--- START Data supplied ---
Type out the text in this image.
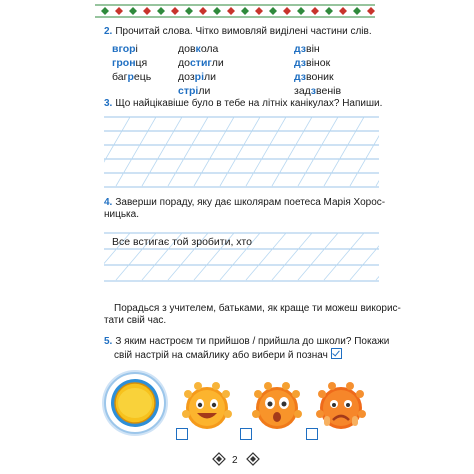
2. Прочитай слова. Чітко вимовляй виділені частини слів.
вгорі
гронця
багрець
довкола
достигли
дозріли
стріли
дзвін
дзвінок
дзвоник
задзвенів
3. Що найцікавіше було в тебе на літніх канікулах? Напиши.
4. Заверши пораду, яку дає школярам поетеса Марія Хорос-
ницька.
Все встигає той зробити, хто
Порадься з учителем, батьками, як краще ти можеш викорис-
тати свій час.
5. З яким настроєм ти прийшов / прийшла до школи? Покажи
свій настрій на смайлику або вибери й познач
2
--- END Data supplied ---
- Problem:
Copy out each line of the entries that holds "свій".

- Right answer:
тати свій час.
свій настрій на смайлику або вибери й познач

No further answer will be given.